(Rows from a dataset)
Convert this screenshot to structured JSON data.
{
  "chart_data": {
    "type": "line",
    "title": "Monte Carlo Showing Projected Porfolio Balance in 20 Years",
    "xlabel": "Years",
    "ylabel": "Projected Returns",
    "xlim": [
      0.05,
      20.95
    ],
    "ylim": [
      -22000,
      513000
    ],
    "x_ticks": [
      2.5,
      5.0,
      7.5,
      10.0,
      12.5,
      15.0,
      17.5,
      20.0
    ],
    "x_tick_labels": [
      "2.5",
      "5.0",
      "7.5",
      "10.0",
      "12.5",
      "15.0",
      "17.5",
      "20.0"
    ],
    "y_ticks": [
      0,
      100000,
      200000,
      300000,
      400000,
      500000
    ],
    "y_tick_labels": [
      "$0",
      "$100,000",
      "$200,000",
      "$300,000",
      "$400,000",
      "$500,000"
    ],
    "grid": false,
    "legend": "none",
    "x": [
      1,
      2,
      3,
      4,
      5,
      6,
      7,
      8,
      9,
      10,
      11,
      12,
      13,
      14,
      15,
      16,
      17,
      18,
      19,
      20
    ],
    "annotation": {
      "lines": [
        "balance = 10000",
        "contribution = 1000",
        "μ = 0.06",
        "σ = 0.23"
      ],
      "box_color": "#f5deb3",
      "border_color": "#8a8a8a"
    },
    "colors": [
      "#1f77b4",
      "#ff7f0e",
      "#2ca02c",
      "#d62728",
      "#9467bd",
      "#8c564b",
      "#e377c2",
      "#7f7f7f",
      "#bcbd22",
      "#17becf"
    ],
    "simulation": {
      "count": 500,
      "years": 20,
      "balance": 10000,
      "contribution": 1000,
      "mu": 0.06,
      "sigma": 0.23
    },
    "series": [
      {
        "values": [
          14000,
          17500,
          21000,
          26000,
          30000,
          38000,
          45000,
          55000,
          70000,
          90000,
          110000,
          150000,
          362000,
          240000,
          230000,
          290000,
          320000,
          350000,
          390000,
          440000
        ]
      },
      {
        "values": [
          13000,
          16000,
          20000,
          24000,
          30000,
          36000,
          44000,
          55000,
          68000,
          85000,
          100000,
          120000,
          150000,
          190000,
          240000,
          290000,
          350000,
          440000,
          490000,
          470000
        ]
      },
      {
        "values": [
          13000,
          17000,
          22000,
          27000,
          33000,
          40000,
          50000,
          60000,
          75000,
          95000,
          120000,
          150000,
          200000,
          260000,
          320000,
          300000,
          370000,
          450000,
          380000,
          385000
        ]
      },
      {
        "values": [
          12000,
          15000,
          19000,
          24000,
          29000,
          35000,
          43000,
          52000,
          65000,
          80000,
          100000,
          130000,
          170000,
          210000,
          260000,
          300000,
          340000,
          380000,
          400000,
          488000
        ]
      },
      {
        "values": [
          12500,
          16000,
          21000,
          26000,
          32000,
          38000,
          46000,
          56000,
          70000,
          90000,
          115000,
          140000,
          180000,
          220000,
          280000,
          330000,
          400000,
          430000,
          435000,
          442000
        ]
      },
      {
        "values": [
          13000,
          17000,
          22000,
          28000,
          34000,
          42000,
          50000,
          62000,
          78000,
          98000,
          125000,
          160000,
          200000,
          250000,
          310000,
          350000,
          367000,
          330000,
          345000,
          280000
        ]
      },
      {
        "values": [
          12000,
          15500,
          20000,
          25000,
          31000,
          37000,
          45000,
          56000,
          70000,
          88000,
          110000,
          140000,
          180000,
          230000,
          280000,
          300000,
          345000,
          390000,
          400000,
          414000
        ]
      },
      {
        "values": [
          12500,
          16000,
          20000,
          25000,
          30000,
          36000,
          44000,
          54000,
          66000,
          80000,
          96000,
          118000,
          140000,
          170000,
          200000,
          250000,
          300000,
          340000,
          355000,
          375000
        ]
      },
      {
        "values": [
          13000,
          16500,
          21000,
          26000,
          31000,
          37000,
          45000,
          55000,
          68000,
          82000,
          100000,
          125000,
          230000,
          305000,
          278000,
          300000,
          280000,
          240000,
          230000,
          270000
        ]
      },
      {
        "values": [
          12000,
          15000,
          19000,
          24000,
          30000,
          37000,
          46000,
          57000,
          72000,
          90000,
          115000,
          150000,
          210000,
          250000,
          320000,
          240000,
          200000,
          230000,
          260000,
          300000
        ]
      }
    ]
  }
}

*Your instructions*. How many of the listing's lines contain "contribution"? Respond with a single number and nothing else.

*The result*. 2